* Work instructions: The listing below must be repeated word for word, with its images excluded.

Figure record extracts:
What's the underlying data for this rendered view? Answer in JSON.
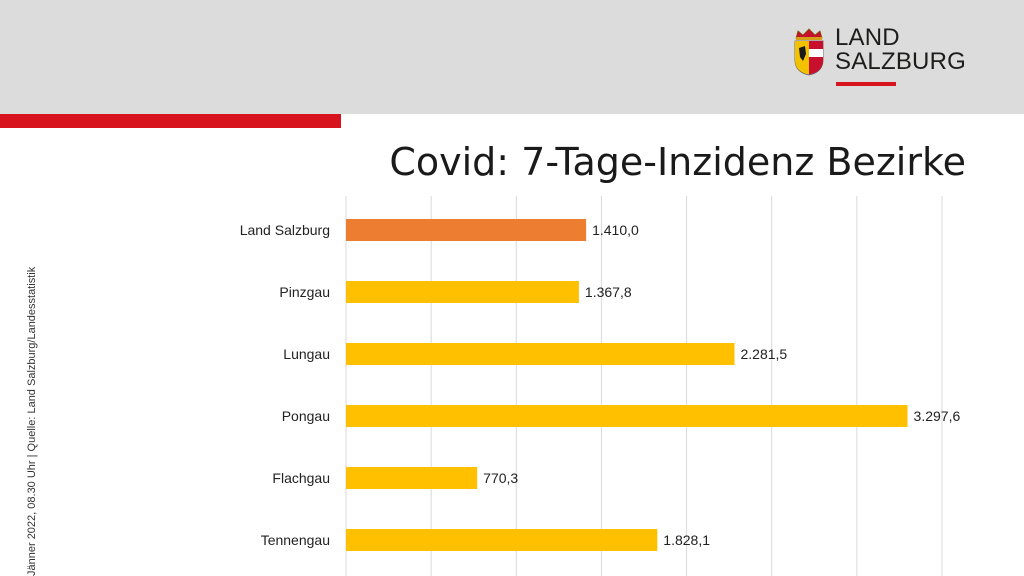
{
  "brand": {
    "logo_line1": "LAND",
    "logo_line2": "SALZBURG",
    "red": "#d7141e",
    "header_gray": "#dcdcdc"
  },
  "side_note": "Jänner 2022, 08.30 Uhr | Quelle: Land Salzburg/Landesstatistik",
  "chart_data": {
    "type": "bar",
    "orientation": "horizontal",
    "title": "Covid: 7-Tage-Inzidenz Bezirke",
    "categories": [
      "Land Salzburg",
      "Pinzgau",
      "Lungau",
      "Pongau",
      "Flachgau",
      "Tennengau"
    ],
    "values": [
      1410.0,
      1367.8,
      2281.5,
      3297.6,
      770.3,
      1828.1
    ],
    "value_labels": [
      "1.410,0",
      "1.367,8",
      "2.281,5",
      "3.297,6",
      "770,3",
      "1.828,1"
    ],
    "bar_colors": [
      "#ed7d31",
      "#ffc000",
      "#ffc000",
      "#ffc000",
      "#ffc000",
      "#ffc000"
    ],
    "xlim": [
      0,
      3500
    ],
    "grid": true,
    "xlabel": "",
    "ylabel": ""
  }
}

* Answer to this exercise:
What's the underlying data for this rendered view? Answer in JSON.
{
  "brand": {
    "logo_line1": "LAND",
    "logo_line2": "SALZBURG",
    "red": "#d7141e",
    "header_gray": "#dcdcdc"
  },
  "side_note": "Jänner 2022, 08.30 Uhr | Quelle: Land Salzburg/Landesstatistik",
  "chart_data": {
    "type": "bar",
    "orientation": "horizontal",
    "title": "Covid: 7-Tage-Inzidenz Bezirke",
    "categories": [
      "Land Salzburg",
      "Pinzgau",
      "Lungau",
      "Pongau",
      "Flachgau",
      "Tennengau"
    ],
    "values": [
      1410.0,
      1367.8,
      2281.5,
      3297.6,
      770.3,
      1828.1
    ],
    "value_labels": [
      "1.410,0",
      "1.367,8",
      "2.281,5",
      "3.297,6",
      "770,3",
      "1.828,1"
    ],
    "bar_colors": [
      "#ed7d31",
      "#ffc000",
      "#ffc000",
      "#ffc000",
      "#ffc000",
      "#ffc000"
    ],
    "xlim": [
      0,
      3500
    ],
    "grid": true,
    "xlabel": "",
    "ylabel": ""
  }
}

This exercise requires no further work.